### THE PROBLEM
State the number of lines in these records holding "manos". Say nothing more.

Data entries
------------------------------------

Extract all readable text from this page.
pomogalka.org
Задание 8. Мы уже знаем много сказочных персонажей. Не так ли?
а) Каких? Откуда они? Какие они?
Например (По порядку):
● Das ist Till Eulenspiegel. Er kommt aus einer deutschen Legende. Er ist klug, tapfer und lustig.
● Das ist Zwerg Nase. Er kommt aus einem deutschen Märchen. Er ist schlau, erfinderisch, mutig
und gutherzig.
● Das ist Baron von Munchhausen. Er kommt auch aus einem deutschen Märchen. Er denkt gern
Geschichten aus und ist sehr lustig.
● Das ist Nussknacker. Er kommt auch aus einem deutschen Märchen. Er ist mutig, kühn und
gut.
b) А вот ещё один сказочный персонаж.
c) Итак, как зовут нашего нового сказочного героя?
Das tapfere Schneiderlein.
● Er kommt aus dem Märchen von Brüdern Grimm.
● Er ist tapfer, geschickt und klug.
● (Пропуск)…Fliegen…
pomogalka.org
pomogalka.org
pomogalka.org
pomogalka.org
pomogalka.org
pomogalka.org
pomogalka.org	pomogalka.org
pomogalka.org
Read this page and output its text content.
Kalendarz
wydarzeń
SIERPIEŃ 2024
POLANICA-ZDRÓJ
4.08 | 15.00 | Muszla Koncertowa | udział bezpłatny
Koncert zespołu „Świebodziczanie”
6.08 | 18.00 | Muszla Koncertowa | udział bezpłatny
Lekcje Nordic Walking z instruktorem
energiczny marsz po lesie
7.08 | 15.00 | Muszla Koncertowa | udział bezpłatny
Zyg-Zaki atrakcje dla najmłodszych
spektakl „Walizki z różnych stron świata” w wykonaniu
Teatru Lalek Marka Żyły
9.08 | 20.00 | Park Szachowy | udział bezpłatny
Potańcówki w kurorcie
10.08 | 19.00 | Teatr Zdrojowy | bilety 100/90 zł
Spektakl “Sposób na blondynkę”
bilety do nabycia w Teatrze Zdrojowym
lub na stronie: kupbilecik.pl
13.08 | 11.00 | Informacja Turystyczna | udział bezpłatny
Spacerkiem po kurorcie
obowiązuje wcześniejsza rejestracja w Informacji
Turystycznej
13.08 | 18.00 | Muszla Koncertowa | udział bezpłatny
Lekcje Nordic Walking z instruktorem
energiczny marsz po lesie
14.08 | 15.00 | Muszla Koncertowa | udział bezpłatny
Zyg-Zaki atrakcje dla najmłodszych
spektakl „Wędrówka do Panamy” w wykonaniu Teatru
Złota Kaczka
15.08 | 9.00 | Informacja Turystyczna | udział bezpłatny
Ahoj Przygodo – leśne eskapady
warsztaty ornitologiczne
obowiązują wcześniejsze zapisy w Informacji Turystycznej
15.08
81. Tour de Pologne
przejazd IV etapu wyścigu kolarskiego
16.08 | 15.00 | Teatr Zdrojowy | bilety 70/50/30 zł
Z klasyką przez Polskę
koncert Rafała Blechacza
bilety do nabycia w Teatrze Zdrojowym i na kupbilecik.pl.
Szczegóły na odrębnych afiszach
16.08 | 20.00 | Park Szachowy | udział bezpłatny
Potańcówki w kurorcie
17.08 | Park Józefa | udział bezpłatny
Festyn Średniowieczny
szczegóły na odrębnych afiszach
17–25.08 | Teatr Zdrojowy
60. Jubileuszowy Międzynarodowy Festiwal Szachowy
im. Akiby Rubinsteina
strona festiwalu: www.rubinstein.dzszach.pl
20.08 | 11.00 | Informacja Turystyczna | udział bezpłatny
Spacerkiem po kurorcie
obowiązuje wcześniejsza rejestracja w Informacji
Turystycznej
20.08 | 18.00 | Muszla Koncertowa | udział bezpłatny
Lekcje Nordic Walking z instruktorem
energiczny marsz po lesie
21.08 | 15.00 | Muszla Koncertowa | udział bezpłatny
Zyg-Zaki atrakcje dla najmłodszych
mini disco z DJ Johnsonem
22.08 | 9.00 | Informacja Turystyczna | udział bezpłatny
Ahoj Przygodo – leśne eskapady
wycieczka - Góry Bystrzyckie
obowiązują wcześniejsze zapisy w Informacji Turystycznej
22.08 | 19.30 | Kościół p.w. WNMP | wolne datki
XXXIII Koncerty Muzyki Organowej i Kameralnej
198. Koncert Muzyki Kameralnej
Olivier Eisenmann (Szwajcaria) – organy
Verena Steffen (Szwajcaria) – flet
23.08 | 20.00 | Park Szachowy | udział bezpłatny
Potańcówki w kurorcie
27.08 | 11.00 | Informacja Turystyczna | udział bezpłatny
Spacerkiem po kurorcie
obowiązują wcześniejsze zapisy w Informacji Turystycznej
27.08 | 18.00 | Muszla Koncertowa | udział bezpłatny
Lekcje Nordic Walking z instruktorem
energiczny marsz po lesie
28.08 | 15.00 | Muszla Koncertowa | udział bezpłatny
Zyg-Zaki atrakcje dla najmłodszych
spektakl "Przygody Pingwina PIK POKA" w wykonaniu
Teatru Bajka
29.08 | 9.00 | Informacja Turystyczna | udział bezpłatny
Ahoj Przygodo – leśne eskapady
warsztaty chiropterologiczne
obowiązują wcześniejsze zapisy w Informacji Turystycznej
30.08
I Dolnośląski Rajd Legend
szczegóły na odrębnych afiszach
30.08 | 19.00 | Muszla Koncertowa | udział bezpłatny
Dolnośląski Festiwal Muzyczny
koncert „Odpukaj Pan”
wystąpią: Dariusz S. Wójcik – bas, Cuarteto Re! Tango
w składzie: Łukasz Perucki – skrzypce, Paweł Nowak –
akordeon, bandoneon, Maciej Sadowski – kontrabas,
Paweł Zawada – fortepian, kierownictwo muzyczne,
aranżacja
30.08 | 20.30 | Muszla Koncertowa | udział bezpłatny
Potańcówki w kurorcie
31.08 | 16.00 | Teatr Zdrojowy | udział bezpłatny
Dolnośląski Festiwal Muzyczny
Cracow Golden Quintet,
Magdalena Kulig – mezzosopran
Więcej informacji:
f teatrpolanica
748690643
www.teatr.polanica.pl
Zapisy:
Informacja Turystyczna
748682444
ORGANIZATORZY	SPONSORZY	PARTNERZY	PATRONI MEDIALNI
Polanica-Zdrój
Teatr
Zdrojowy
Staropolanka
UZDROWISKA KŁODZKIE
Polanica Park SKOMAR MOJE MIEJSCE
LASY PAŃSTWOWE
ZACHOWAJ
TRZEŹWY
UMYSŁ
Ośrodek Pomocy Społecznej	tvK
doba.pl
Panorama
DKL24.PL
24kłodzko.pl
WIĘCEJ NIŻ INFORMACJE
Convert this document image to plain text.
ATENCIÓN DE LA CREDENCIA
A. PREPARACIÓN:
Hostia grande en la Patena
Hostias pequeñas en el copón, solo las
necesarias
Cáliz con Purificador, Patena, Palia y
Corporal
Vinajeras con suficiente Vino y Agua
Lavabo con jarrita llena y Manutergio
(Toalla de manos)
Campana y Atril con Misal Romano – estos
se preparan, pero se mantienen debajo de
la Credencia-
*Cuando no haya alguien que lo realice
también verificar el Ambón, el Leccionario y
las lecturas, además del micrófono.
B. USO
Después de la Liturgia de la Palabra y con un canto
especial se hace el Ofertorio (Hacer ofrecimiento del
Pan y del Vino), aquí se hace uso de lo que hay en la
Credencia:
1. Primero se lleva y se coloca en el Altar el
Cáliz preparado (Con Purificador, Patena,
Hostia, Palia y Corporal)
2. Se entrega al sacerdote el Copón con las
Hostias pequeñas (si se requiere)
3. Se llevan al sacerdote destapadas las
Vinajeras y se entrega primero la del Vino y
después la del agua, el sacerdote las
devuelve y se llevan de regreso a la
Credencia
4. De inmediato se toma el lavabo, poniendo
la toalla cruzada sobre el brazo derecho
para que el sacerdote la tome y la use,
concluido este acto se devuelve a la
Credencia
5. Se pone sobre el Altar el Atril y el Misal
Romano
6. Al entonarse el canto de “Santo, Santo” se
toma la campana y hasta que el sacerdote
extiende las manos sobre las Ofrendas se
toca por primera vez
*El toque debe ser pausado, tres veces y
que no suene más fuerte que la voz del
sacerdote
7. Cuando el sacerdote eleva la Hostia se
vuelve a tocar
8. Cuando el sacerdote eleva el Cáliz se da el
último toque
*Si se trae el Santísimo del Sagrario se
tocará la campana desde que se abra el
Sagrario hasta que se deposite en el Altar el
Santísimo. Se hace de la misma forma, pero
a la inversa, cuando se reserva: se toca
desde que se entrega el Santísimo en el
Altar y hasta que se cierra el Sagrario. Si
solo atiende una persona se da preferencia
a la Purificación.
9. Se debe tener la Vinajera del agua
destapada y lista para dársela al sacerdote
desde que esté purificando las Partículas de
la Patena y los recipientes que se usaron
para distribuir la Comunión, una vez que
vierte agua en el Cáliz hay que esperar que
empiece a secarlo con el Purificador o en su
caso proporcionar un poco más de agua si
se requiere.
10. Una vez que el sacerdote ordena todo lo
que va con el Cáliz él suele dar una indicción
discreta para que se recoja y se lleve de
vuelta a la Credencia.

------------------------------------

### ANSWER TO THE TASK
2